Stored entries
────────────────────────────────────────

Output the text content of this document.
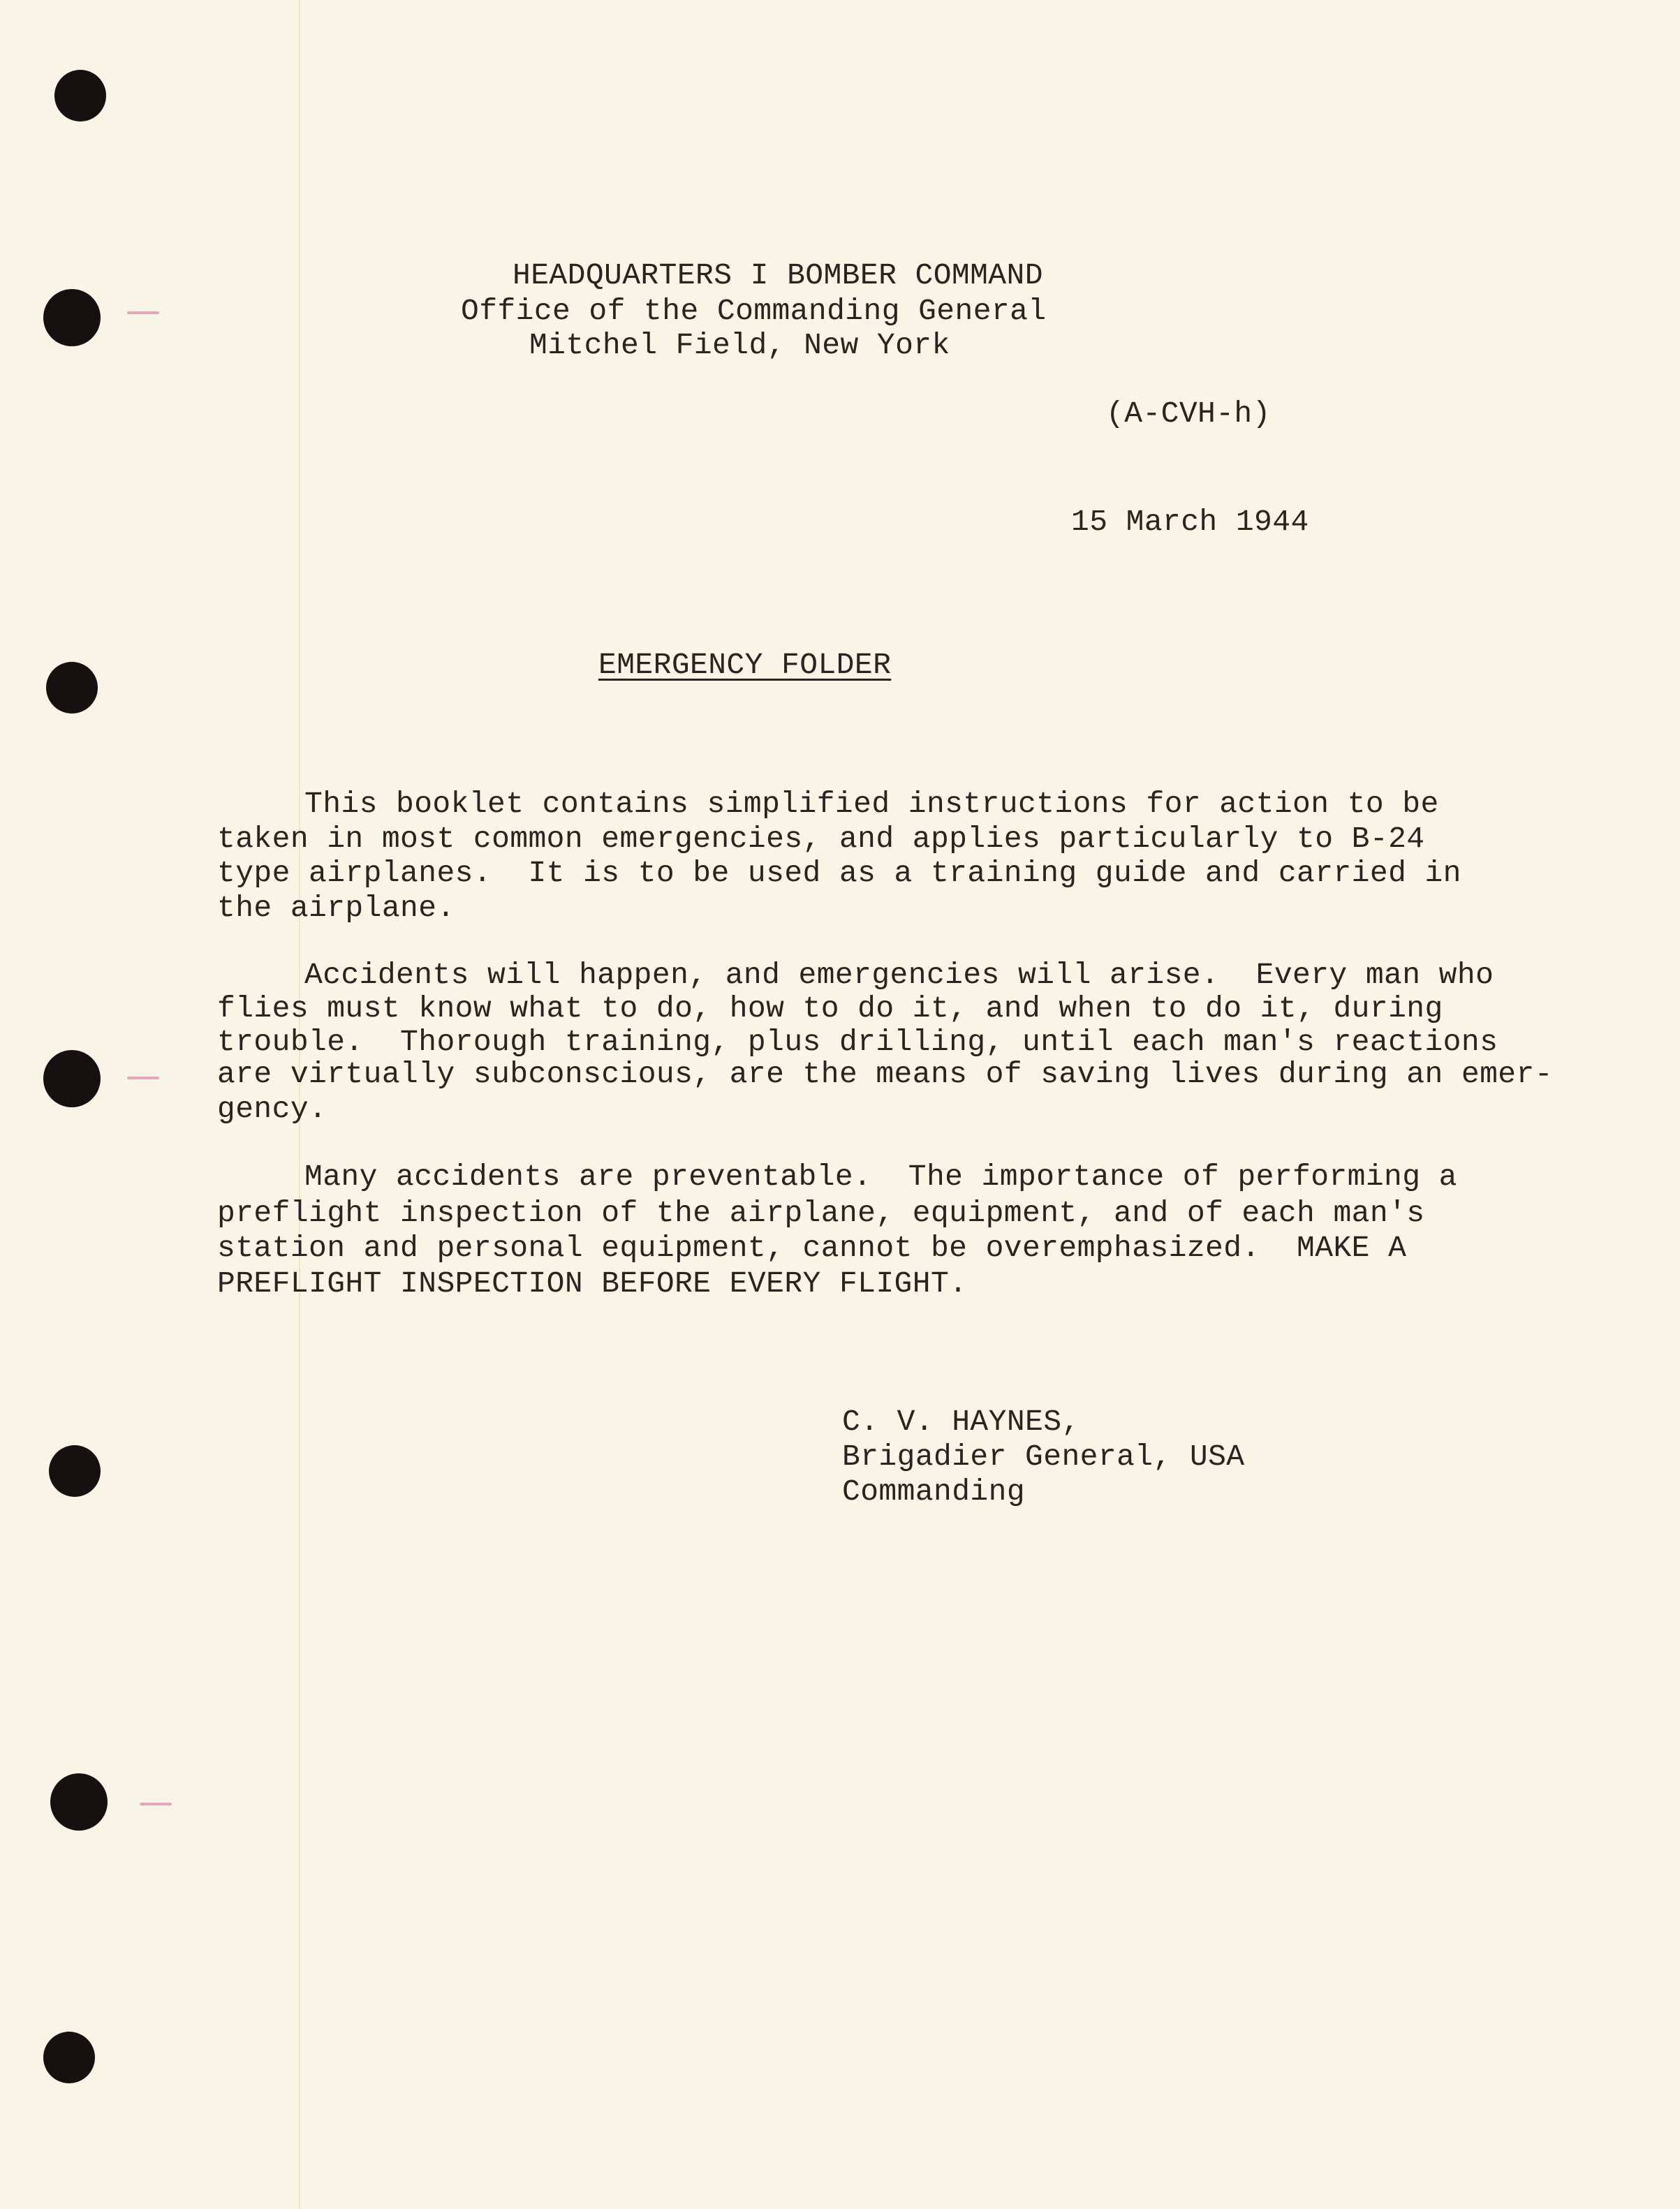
HEADQUARTERS I BOMBER COMMAND
Office of the Commanding General
Mitchel Field, New York
(A-CVH-h)
15 March 1944
EMERGENCY FOLDER
This booklet contains simplified instructions for action to be
taken in most common emergencies, and applies particularly to B-24
type airplanes.  It is to be used as a training guide and carried in
the airplane.
Accidents will happen, and emergencies will arise.  Every man who
flies must know what to do, how to do it, and when to do it, during
trouble.  Thorough training, plus drilling, until each man's reactions
are virtually subconscious, are the means of saving lives during an emer-
gency.
Many accidents are preventable.  The importance of performing a
preflight inspection of the airplane, equipment, and of each man's
station and personal equipment, cannot be overemphasized.  MAKE A
PREFLIGHT INSPECTION BEFORE EVERY FLIGHT.
C. V. HAYNES,
Brigadier General, USA
Commanding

────────────────────────────────────────

→ **THE PROBLEM**:
All of the lines above should be retyped precisely, apart from the pictures.

→ **COMPLETE OUTPUT**:
Output the text content of this document.
HEADQUARTERS I BOMBER COMMAND
Office of the Commanding General
Mitchel Field, New York
(A-CVH-h)
15 March 1944
EMERGENCY FOLDER
This booklet contains simplified instructions for action to be
taken in most common emergencies, and applies particularly to B-24
type airplanes.  It is to be used as a training guide and carried in
the airplane.
Accidents will happen, and emergencies will arise.  Every man who
flies must know what to do, how to do it, and when to do it, during
trouble.  Thorough training, plus drilling, until each man's reactions
are virtually subconscious, are the means of saving lives during an emer-
gency.
Many accidents are preventable.  The importance of performing a
preflight inspection of the airplane, equipment, and of each man's
station and personal equipment, cannot be overemphasized.  MAKE A
PREFLIGHT INSPECTION BEFORE EVERY FLIGHT.
C. V. HAYNES,
Brigadier General, USA
Commanding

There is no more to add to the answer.